Goal
Return the full material exactly.

**** Listing

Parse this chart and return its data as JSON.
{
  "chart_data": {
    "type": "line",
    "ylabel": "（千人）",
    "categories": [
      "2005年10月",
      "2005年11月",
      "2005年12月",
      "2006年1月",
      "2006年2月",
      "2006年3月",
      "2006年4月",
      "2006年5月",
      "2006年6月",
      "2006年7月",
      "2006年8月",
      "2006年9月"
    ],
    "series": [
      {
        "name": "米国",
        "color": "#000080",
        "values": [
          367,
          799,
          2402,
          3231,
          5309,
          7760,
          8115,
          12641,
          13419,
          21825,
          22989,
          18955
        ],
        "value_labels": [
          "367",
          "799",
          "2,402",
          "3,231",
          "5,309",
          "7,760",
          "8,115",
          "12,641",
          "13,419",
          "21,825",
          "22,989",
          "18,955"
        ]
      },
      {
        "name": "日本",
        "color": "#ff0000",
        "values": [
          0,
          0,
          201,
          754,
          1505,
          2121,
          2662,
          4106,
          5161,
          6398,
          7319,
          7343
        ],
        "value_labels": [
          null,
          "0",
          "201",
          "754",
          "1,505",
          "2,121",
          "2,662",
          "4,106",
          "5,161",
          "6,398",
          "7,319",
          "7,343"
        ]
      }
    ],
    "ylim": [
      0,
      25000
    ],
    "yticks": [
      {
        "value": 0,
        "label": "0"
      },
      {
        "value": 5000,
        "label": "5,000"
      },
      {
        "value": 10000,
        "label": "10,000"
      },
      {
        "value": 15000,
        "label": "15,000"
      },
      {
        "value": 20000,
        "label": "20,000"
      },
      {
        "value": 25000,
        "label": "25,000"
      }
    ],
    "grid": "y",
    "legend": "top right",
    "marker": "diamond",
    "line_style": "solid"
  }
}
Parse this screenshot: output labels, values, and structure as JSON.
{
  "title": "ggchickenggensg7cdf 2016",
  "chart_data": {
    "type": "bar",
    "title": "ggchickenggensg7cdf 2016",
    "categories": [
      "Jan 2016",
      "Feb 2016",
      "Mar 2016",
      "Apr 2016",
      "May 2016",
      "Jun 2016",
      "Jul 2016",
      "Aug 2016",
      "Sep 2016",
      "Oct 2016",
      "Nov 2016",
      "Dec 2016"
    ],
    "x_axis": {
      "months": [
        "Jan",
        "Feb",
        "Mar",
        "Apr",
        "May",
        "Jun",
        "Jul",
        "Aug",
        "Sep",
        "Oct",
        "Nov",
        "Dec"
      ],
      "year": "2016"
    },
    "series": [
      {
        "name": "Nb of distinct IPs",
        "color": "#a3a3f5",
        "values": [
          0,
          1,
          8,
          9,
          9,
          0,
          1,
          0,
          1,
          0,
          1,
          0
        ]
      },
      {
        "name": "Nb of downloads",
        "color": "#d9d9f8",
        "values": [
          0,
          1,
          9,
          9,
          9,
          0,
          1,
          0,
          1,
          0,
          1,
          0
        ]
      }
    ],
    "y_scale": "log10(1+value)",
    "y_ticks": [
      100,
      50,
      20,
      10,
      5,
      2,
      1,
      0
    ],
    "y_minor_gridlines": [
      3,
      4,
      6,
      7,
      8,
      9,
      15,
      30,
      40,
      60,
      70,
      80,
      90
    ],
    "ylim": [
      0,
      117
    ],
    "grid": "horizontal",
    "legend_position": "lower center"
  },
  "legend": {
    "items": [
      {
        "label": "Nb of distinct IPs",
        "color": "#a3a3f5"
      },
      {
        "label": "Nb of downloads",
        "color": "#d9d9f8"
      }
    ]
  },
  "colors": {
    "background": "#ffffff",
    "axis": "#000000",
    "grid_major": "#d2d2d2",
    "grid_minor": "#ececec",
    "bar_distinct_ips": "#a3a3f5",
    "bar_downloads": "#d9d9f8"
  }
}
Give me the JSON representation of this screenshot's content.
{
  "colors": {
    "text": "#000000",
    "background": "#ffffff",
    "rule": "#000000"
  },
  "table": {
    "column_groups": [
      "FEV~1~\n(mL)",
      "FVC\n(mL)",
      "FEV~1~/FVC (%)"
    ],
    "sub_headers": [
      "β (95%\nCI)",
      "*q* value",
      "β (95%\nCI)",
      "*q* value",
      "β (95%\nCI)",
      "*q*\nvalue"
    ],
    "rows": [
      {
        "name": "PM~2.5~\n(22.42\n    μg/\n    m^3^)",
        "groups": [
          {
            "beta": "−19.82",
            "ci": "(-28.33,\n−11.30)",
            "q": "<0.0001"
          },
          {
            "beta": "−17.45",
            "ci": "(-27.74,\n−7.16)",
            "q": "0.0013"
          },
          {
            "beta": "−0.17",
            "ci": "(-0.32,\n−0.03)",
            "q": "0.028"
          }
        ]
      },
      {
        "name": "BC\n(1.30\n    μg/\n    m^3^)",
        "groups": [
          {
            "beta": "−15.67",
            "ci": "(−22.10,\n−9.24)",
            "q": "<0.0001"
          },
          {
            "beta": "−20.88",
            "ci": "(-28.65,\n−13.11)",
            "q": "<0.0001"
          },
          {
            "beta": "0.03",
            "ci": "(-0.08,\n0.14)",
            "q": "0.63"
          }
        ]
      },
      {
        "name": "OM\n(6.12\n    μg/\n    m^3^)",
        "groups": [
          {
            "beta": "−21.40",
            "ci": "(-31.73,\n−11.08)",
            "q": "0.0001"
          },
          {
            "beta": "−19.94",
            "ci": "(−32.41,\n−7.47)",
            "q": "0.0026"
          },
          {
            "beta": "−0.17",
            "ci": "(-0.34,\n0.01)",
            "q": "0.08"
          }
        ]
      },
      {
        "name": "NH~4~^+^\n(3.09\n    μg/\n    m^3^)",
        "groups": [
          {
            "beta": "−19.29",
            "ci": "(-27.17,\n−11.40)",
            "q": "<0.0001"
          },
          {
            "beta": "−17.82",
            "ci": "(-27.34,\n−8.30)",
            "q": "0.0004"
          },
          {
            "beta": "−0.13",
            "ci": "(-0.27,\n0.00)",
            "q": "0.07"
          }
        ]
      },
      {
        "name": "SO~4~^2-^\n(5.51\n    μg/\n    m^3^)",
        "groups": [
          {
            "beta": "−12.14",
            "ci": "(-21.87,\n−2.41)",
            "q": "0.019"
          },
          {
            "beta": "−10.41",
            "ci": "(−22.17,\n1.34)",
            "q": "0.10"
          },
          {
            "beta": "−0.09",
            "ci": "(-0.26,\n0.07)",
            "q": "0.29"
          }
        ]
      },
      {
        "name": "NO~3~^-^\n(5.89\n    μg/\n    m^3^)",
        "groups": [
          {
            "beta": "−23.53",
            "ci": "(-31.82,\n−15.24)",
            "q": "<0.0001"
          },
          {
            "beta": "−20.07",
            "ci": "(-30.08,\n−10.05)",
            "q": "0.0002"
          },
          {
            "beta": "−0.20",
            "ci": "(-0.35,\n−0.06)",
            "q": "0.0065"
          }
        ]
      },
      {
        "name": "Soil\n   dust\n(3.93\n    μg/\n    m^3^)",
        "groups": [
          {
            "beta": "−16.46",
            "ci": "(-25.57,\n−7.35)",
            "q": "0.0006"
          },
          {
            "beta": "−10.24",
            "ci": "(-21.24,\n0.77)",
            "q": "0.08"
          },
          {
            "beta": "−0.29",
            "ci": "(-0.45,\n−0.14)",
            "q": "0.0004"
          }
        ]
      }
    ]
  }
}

********

Task solution
Parse this chart and return its data as JSON.
{
  "chart_data": {
    "type": "line",
    "ylabel": "（千人）",
    "categories": [
      "2005年10月",
      "2005年11月",
      "2005年12月",
      "2006年1月",
      "2006年2月",
      "2006年3月",
      "2006年4月",
      "2006年5月",
      "2006年6月",
      "2006年7月",
      "2006年8月",
      "2006年9月"
    ],
    "series": [
      {
        "name": "米国",
        "color": "#000080",
        "values": [
          367,
          799,
          2402,
          3231,
          5309,
          7760,
          8115,
          12641,
          13419,
          21825,
          22989,
          18955
        ],
        "value_labels": [
          "367",
          "799",
          "2,402",
          "3,231",
          "5,309",
          "7,760",
          "8,115",
          "12,641",
          "13,419",
          "21,825",
          "22,989",
          "18,955"
        ]
      },
      {
        "name": "日本",
        "color": "#ff0000",
        "values": [
          0,
          0,
          201,
          754,
          1505,
          2121,
          2662,
          4106,
          5161,
          6398,
          7319,
          7343
        ],
        "value_labels": [
          null,
          "0",
          "201",
          "754",
          "1,505",
          "2,121",
          "2,662",
          "4,106",
          "5,161",
          "6,398",
          "7,319",
          "7,343"
        ]
      }
    ],
    "ylim": [
      0,
      25000
    ],
    "yticks": [
      {
        "value": 0,
        "label": "0"
      },
      {
        "value": 5000,
        "label": "5,000"
      },
      {
        "value": 10000,
        "label": "10,000"
      },
      {
        "value": 15000,
        "label": "15,000"
      },
      {
        "value": 20000,
        "label": "20,000"
      },
      {
        "value": 25000,
        "label": "25,000"
      }
    ],
    "grid": "y",
    "legend": "top right",
    "marker": "diamond",
    "line_style": "solid"
  }
}
Parse this screenshot: output labels, values, and structure as JSON.
{
  "title": "ggchickenggensg7cdf 2016",
  "chart_data": {
    "type": "bar",
    "title": "ggchickenggensg7cdf 2016",
    "categories": [
      "Jan 2016",
      "Feb 2016",
      "Mar 2016",
      "Apr 2016",
      "May 2016",
      "Jun 2016",
      "Jul 2016",
      "Aug 2016",
      "Sep 2016",
      "Oct 2016",
      "Nov 2016",
      "Dec 2016"
    ],
    "x_axis": {
      "months": [
        "Jan",
        "Feb",
        "Mar",
        "Apr",
        "May",
        "Jun",
        "Jul",
        "Aug",
        "Sep",
        "Oct",
        "Nov",
        "Dec"
      ],
      "year": "2016"
    },
    "series": [
      {
        "name": "Nb of distinct IPs",
        "color": "#a3a3f5",
        "values": [
          0,
          1,
          8,
          9,
          9,
          0,
          1,
          0,
          1,
          0,
          1,
          0
        ]
      },
      {
        "name": "Nb of downloads",
        "color": "#d9d9f8",
        "values": [
          0,
          1,
          9,
          9,
          9,
          0,
          1,
          0,
          1,
          0,
          1,
          0
        ]
      }
    ],
    "y_scale": "log10(1+value)",
    "y_ticks": [
      100,
      50,
      20,
      10,
      5,
      2,
      1,
      0
    ],
    "y_minor_gridlines": [
      3,
      4,
      6,
      7,
      8,
      9,
      15,
      30,
      40,
      60,
      70,
      80,
      90
    ],
    "ylim": [
      0,
      117
    ],
    "grid": "horizontal",
    "legend_position": "lower center"
  },
  "legend": {
    "items": [
      {
        "label": "Nb of distinct IPs",
        "color": "#a3a3f5"
      },
      {
        "label": "Nb of downloads",
        "color": "#d9d9f8"
      }
    ]
  },
  "colors": {
    "background": "#ffffff",
    "axis": "#000000",
    "grid_major": "#d2d2d2",
    "grid_minor": "#ececec",
    "bar_distinct_ips": "#a3a3f5",
    "bar_downloads": "#d9d9f8"
  }
}
Give me the JSON representation of this screenshot's content.
{
  "colors": {
    "text": "#000000",
    "background": "#ffffff",
    "rule": "#000000"
  },
  "table": {
    "column_groups": [
      "FEV~1~\n(mL)",
      "FVC\n(mL)",
      "FEV~1~/FVC (%)"
    ],
    "sub_headers": [
      "β (95%\nCI)",
      "*q* value",
      "β (95%\nCI)",
      "*q* value",
      "β (95%\nCI)",
      "*q*\nvalue"
    ],
    "rows": [
      {
        "name": "PM~2.5~\n(22.42\n    μg/\n    m^3^)",
        "groups": [
          {
            "beta": "−19.82",
            "ci": "(-28.33,\n−11.30)",
            "q": "<0.0001"
          },
          {
            "beta": "−17.45",
            "ci": "(-27.74,\n−7.16)",
            "q": "0.0013"
          },
          {
            "beta": "−0.17",
            "ci": "(-0.32,\n−0.03)",
            "q": "0.028"
          }
        ]
      },
      {
        "name": "BC\n(1.30\n    μg/\n    m^3^)",
        "groups": [
          {
            "beta": "−15.67",
            "ci": "(−22.10,\n−9.24)",
            "q": "<0.0001"
          },
          {
            "beta": "−20.88",
            "ci": "(-28.65,\n−13.11)",
            "q": "<0.0001"
          },
          {
            "beta": "0.03",
            "ci": "(-0.08,\n0.14)",
            "q": "0.63"
          }
        ]
      },
      {
        "name": "OM\n(6.12\n    μg/\n    m^3^)",
        "groups": [
          {
            "beta": "−21.40",
            "ci": "(-31.73,\n−11.08)",
            "q": "0.0001"
          },
          {
            "beta": "−19.94",
            "ci": "(−32.41,\n−7.47)",
            "q": "0.0026"
          },
          {
            "beta": "−0.17",
            "ci": "(-0.34,\n0.01)",
            "q": "0.08"
          }
        ]
      },
      {
        "name": "NH~4~^+^\n(3.09\n    μg/\n    m^3^)",
        "groups": [
          {
            "beta": "−19.29",
            "ci": "(-27.17,\n−11.40)",
            "q": "<0.0001"
          },
          {
            "beta": "−17.82",
            "ci": "(-27.34,\n−8.30)",
            "q": "0.0004"
          },
          {
            "beta": "−0.13",
            "ci": "(-0.27,\n0.00)",
            "q": "0.07"
          }
        ]
      },
      {
        "name": "SO~4~^2-^\n(5.51\n    μg/\n    m^3^)",
        "groups": [
          {
            "beta": "−12.14",
            "ci": "(-21.87,\n−2.41)",
            "q": "0.019"
          },
          {
            "beta": "−10.41",
            "ci": "(−22.17,\n1.34)",
            "q": "0.10"
          },
          {
            "beta": "−0.09",
            "ci": "(-0.26,\n0.07)",
            "q": "0.29"
          }
        ]
      },
      {
        "name": "NO~3~^-^\n(5.89\n    μg/\n    m^3^)",
        "groups": [
          {
            "beta": "−23.53",
            "ci": "(-31.82,\n−15.24)",
            "q": "<0.0001"
          },
          {
            "beta": "−20.07",
            "ci": "(-30.08,\n−10.05)",
            "q": "0.0002"
          },
          {
            "beta": "−0.20",
            "ci": "(-0.35,\n−0.06)",
            "q": "0.0065"
          }
        ]
      },
      {
        "name": "Soil\n   dust\n(3.93\n    μg/\n    m^3^)",
        "groups": [
          {
            "beta": "−16.46",
            "ci": "(-25.57,\n−7.35)",
            "q": "0.0006"
          },
          {
            "beta": "−10.24",
            "ci": "(-21.24,\n0.77)",
            "q": "0.08"
          },
          {
            "beta": "−0.29",
            "ci": "(-0.45,\n−0.14)",
            "q": "0.0004"
          }
        ]
      }
    ]
  }
}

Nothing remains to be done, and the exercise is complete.